[EXCERPTED RECORDS]
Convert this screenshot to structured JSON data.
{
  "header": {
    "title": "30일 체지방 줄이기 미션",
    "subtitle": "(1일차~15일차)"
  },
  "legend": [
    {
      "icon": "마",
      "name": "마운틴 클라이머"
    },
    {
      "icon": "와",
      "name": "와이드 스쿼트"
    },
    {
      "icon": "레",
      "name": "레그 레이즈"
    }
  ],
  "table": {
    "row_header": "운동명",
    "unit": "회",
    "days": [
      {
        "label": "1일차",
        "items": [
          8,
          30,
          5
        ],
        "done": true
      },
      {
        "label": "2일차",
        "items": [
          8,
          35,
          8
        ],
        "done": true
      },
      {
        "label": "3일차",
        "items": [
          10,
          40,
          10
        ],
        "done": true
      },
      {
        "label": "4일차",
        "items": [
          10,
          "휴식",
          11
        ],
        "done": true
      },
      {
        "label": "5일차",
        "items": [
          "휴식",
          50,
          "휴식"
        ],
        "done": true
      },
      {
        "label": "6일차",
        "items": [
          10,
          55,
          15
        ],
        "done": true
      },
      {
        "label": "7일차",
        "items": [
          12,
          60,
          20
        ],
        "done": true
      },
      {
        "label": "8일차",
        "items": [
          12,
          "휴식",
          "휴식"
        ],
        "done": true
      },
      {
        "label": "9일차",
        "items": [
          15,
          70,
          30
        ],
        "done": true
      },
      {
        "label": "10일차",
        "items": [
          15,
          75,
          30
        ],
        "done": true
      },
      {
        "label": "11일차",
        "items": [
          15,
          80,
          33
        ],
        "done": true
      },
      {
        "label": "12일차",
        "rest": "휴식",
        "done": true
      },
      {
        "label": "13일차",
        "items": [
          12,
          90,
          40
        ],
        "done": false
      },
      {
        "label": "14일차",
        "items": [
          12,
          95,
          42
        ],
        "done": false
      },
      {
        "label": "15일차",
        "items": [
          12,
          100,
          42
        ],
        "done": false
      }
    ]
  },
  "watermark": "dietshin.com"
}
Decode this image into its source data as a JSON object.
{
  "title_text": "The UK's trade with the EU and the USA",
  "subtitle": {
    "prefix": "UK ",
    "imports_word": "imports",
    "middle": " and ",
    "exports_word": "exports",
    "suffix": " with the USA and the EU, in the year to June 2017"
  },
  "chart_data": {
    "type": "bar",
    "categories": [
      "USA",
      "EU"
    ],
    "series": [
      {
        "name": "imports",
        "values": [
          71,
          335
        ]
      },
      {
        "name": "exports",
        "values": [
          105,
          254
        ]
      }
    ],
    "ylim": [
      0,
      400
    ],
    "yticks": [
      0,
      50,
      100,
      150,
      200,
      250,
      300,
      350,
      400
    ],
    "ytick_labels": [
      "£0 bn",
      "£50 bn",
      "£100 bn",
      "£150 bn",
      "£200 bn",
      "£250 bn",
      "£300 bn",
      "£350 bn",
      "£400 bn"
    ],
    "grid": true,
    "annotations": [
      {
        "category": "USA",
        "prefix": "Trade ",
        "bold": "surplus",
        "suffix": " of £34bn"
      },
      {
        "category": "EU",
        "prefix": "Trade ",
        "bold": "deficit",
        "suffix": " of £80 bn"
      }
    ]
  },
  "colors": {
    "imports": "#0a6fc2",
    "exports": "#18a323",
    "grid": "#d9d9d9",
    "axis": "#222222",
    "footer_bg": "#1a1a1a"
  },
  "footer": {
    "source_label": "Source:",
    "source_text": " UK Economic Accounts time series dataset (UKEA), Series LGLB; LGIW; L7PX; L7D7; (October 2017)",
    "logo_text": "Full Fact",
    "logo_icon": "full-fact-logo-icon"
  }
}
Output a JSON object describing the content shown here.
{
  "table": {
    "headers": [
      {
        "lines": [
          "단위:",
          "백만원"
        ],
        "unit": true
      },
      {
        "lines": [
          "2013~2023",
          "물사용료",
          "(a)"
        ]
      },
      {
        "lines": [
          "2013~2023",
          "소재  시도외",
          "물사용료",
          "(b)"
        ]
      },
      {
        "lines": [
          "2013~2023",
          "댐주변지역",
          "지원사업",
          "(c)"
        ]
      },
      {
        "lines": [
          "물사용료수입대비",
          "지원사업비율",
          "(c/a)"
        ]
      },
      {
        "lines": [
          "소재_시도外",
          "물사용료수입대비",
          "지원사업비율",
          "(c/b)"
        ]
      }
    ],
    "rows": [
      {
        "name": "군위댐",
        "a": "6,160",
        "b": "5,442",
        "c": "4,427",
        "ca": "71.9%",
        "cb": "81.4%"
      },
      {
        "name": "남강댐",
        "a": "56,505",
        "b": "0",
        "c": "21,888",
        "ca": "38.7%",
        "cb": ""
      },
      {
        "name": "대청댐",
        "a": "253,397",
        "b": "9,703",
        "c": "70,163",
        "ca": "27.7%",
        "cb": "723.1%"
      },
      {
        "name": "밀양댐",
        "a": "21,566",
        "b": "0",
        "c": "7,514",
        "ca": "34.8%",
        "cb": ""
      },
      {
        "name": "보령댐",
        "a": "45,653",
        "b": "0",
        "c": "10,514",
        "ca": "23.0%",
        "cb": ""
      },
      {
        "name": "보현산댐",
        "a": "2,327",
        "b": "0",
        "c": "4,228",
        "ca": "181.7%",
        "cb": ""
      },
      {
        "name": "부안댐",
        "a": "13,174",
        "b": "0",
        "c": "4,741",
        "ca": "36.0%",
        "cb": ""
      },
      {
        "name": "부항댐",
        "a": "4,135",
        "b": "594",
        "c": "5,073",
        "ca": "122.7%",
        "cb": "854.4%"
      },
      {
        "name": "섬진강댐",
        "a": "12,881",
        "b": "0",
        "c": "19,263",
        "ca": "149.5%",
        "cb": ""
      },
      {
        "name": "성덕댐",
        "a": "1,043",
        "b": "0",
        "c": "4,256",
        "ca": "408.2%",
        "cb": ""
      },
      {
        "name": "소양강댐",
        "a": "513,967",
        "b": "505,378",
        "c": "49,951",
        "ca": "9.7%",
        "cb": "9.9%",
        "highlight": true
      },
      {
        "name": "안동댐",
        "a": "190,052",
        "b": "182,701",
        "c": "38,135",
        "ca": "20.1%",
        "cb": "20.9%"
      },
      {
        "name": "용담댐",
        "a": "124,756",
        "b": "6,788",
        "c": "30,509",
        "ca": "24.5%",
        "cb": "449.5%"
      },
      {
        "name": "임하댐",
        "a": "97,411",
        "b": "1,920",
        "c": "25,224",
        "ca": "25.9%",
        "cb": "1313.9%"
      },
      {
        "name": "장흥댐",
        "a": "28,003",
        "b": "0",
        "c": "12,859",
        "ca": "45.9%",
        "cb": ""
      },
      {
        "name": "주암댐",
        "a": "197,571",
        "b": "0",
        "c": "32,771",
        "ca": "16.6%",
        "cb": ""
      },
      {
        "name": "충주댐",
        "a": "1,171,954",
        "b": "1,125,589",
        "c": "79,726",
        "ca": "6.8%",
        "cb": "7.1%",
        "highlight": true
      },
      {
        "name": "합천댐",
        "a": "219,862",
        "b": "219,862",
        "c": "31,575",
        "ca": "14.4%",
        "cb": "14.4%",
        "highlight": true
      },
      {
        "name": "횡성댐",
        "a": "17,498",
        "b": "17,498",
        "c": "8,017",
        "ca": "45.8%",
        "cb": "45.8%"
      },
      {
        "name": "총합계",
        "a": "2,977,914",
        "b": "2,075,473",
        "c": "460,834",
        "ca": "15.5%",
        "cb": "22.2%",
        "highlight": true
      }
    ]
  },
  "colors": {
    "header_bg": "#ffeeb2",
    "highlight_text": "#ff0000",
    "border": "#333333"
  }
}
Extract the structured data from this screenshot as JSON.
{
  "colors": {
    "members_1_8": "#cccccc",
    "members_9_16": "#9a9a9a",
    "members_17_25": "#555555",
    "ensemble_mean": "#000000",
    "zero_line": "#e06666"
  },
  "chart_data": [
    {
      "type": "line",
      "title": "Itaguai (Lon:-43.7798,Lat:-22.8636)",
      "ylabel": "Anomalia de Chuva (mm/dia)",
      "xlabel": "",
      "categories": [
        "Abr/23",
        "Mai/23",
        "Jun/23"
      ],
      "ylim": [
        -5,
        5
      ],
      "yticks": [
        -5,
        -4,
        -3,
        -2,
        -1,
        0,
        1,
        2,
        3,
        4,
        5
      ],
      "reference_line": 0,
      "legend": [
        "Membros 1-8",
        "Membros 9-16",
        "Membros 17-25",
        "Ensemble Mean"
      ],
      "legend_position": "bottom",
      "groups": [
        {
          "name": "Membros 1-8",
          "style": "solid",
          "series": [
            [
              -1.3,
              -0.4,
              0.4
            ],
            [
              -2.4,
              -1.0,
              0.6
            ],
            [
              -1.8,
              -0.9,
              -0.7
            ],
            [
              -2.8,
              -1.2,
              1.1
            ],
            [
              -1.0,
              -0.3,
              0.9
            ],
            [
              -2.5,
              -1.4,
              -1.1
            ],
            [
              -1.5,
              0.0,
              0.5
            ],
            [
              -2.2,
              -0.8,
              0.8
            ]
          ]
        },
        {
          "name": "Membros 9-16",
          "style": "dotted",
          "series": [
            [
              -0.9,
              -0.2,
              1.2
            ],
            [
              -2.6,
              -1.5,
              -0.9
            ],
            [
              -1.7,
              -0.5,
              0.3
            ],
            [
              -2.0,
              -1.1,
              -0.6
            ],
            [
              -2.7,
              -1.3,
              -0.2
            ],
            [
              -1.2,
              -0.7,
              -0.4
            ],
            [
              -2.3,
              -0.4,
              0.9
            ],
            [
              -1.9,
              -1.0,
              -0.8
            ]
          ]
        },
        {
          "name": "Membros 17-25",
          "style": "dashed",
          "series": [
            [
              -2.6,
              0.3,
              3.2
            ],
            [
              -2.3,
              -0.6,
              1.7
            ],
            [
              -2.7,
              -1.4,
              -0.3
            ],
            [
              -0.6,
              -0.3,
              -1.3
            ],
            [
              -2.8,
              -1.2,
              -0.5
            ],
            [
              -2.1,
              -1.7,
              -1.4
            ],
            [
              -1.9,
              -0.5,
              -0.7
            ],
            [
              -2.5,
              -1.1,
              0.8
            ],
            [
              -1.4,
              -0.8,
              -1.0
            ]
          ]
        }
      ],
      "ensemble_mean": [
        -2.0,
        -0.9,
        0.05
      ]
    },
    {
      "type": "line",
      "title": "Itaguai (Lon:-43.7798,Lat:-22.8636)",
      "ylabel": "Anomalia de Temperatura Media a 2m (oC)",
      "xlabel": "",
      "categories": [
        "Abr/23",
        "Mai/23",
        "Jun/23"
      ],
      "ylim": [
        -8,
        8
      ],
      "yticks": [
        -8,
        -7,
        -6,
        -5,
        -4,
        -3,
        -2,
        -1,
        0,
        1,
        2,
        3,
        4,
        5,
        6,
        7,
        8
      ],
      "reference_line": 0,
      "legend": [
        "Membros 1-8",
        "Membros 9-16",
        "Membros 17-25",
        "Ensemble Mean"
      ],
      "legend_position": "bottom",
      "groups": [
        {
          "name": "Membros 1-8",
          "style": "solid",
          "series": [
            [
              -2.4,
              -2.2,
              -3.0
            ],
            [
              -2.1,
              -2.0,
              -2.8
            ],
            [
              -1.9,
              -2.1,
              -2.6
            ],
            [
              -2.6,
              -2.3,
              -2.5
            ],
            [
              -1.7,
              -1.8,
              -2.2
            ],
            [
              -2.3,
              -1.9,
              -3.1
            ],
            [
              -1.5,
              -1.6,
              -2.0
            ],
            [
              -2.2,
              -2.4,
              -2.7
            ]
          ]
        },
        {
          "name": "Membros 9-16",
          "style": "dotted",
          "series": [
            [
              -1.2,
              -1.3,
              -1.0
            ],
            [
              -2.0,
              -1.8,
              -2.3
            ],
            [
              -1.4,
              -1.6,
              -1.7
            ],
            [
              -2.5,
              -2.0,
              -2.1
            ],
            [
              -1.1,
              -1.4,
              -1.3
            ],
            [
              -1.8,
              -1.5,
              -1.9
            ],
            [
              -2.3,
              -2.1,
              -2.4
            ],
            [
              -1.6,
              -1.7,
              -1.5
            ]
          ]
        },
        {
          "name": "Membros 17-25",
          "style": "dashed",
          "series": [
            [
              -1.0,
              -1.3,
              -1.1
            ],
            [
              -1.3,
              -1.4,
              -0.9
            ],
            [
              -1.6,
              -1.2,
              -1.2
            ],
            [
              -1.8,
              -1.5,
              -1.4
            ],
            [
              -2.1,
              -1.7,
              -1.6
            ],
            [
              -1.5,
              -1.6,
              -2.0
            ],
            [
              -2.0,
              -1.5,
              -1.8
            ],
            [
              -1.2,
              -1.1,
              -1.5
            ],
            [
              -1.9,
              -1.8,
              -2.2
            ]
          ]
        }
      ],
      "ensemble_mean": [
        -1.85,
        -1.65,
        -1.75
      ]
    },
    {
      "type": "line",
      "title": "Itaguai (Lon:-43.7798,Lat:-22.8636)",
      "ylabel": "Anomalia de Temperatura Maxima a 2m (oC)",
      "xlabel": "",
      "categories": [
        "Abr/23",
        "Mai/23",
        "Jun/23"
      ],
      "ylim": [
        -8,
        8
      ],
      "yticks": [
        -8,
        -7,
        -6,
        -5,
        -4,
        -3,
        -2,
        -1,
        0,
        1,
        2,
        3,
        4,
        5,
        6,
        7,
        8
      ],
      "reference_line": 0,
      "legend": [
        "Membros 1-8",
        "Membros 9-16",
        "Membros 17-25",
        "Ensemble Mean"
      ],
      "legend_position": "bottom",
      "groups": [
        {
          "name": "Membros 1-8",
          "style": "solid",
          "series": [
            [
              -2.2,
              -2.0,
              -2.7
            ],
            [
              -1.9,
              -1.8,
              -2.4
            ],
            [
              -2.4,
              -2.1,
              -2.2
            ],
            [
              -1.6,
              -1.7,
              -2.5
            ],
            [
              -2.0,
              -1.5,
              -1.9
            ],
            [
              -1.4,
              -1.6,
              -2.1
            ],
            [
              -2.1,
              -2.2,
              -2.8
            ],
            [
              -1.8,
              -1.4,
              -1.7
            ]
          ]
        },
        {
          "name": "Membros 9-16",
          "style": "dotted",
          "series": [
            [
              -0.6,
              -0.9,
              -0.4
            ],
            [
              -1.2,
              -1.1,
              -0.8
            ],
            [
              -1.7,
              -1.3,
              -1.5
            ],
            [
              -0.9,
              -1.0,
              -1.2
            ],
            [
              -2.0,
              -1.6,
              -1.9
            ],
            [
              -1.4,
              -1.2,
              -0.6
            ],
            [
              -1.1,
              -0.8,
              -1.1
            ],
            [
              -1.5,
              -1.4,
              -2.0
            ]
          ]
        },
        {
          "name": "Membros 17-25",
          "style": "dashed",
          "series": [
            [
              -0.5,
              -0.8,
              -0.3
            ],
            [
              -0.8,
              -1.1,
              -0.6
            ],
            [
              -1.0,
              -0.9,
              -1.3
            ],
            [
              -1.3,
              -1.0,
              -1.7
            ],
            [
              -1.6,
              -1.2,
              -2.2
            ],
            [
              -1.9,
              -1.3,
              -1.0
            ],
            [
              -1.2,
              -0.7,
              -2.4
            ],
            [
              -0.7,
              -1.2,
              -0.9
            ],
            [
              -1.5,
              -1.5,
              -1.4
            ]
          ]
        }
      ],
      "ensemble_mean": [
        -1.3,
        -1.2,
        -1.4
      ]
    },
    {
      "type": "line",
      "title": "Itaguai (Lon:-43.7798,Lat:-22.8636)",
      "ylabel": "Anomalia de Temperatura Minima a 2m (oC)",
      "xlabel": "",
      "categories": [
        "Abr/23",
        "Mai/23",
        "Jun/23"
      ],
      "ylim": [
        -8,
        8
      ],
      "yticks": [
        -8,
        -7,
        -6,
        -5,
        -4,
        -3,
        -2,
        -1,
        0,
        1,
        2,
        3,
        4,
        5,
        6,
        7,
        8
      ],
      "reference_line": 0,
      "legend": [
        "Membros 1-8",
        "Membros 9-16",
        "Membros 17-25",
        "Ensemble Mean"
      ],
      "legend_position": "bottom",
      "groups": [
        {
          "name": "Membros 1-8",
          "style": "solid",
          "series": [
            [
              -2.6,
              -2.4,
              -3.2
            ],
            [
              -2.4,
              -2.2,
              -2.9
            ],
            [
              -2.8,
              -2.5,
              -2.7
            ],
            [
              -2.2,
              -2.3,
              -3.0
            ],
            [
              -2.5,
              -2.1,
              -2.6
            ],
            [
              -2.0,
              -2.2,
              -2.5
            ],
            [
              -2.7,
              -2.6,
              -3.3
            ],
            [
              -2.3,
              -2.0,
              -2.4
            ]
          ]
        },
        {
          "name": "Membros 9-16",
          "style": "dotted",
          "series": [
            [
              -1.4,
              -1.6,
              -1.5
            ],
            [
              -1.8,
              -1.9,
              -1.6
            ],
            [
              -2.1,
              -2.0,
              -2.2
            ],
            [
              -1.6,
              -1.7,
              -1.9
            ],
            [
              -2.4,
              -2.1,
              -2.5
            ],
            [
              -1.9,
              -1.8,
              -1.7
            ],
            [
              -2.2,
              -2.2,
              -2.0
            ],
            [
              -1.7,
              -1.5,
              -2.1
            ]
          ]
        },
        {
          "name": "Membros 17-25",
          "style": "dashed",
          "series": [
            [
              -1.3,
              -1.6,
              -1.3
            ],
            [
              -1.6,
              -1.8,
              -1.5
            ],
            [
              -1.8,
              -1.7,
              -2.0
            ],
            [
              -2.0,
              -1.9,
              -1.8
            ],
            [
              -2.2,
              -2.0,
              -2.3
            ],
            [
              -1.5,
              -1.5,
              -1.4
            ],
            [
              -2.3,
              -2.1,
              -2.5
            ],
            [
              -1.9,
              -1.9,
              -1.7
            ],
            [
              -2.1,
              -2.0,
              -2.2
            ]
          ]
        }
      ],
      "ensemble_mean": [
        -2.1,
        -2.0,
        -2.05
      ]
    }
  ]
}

[TASK STATEMENT] Please list every line of the records that contains "Temperatura".

[RESULT FOR THIS EXERCISE]
      "ylabel": "Anomalia de Temperatura Media a 2m (oC)",
      "ylabel": "Anomalia de Temperatura Maxima a 2m (oC)",
      "ylabel": "Anomalia de Temperatura Minima a 2m (oC)",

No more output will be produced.